Input records:
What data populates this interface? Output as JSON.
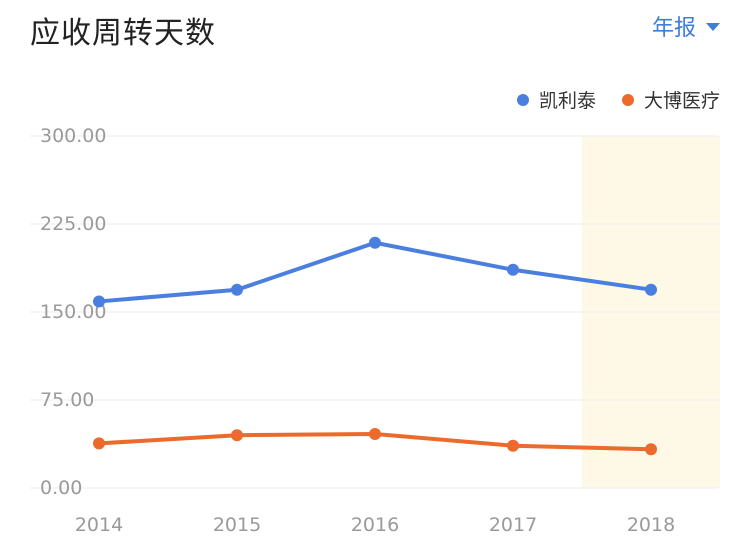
{
  "header": {
    "title": "应收周转天数",
    "period_label": "年报"
  },
  "colors": {
    "series_1": "#4a7fe0",
    "series_2": "#ec6a2c",
    "highlight": "#fdf9e6",
    "grid": "#ececec"
  },
  "chart_data": {
    "type": "line",
    "title": "应收周转天数",
    "x": [
      "2014",
      "2015",
      "2016",
      "2017",
      "2018"
    ],
    "y_ticks": [
      "300.00",
      "225.00",
      "150.00",
      "75.00",
      "0.00"
    ],
    "ylim": [
      0,
      300
    ],
    "grid": true,
    "legend_position": "top-right",
    "highlighted_category": "2018",
    "series": [
      {
        "name": "凯利泰",
        "values": [
          159,
          169,
          209,
          186,
          169
        ]
      },
      {
        "name": "大博医疗",
        "values": [
          38,
          45,
          46,
          36,
          33
        ]
      }
    ]
  }
}
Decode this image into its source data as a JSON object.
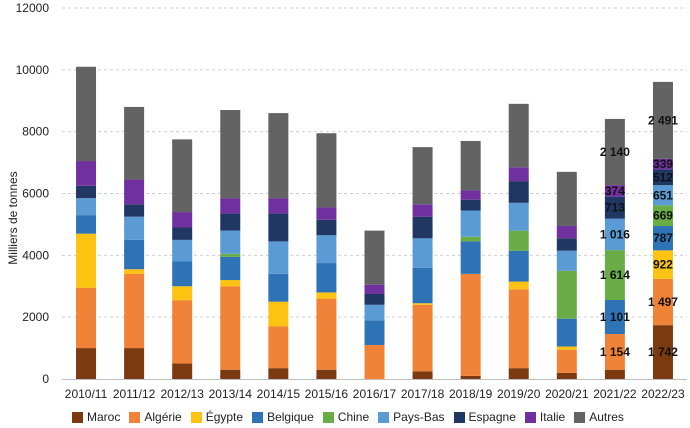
{
  "chart_data": {
    "type": "bar",
    "stacked": true,
    "ylabel": "Milliers de tonnes",
    "ylim": [
      0,
      12000
    ],
    "yticks": [
      0,
      2000,
      4000,
      6000,
      8000,
      10000,
      12000
    ],
    "ytick_labels": [
      "0",
      "2000",
      "4000",
      "6000",
      "8000",
      "10000",
      "12000"
    ],
    "grid": "horizontal dashed",
    "legend_position": "bottom",
    "categories": [
      "2010/11",
      "2011/12",
      "2012/13",
      "2013/14",
      "2014/15",
      "2015/16",
      "2016/17",
      "2017/18",
      "2018/19",
      "2019/20",
      "2020/21",
      "2021/22",
      "2022/23"
    ],
    "series": [
      {
        "name": "Maroc",
        "color": "#7b3a10",
        "values": [
          1000,
          1000,
          500,
          300,
          350,
          300,
          0,
          250,
          100,
          350,
          200,
          300,
          1742
        ]
      },
      {
        "name": "Algérie",
        "color": "#f08337",
        "values": [
          1950,
          2400,
          2050,
          2700,
          1350,
          2300,
          1100,
          2150,
          3300,
          2550,
          750,
          1154,
          1497
        ]
      },
      {
        "name": "Égypte",
        "color": "#fcc312",
        "values": [
          1750,
          150,
          450,
          200,
          800,
          200,
          0,
          50,
          0,
          250,
          100,
          0,
          922
        ]
      },
      {
        "name": "Belgique",
        "color": "#2f73b7",
        "values": [
          600,
          950,
          800,
          750,
          900,
          950,
          800,
          1150,
          1050,
          1000,
          900,
          1101,
          787
        ]
      },
      {
        "name": "Chine",
        "color": "#6aac45",
        "values": [
          0,
          0,
          0,
          100,
          0,
          0,
          0,
          0,
          150,
          650,
          1550,
          1614,
          669
        ]
      },
      {
        "name": "Pays-Bas",
        "color": "#5b9bd5",
        "values": [
          550,
          750,
          700,
          750,
          1050,
          900,
          500,
          950,
          850,
          900,
          650,
          1016,
          651
        ]
      },
      {
        "name": "Espagne",
        "color": "#203764",
        "values": [
          400,
          400,
          400,
          550,
          900,
          500,
          350,
          700,
          350,
          700,
          400,
          713,
          512
        ]
      },
      {
        "name": "Italie",
        "color": "#7030a0",
        "values": [
          800,
          800,
          500,
          500,
          500,
          400,
          300,
          400,
          300,
          450,
          400,
          374,
          339
        ]
      },
      {
        "name": "Autres",
        "color": "#636363",
        "values": [
          3050,
          2350,
          2350,
          2850,
          2750,
          2400,
          1750,
          1850,
          1600,
          2050,
          1750,
          2140,
          2491
        ]
      }
    ],
    "data_labels": [
      {
        "category": "2021/22",
        "series": "Algérie",
        "text": "1 154"
      },
      {
        "category": "2021/22",
        "series": "Belgique",
        "text": "1 101"
      },
      {
        "category": "2021/22",
        "series": "Chine",
        "text": "1 614"
      },
      {
        "category": "2021/22",
        "series": "Pays-Bas",
        "text": "1 016"
      },
      {
        "category": "2021/22",
        "series": "Espagne",
        "text": "713"
      },
      {
        "category": "2021/22",
        "series": "Italie",
        "text": "374"
      },
      {
        "category": "2021/22",
        "series": "Autres",
        "text": "2 140"
      },
      {
        "category": "2022/23",
        "series": "Maroc",
        "text": "1 742"
      },
      {
        "category": "2022/23",
        "series": "Algérie",
        "text": "1 497"
      },
      {
        "category": "2022/23",
        "series": "Égypte",
        "text": "922"
      },
      {
        "category": "2022/23",
        "series": "Belgique",
        "text": "787"
      },
      {
        "category": "2022/23",
        "series": "Chine",
        "text": "669"
      },
      {
        "category": "2022/23",
        "series": "Pays-Bas",
        "text": "651"
      },
      {
        "category": "2022/23",
        "series": "Espagne",
        "text": "512"
      },
      {
        "category": "2022/23",
        "series": "Italie",
        "text": "339"
      },
      {
        "category": "2022/23",
        "series": "Autres",
        "text": "2 491"
      }
    ]
  }
}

Required task: What is the number of lines in this material that hold the string "JSON"? Answer with that number only.

Expected answer: 2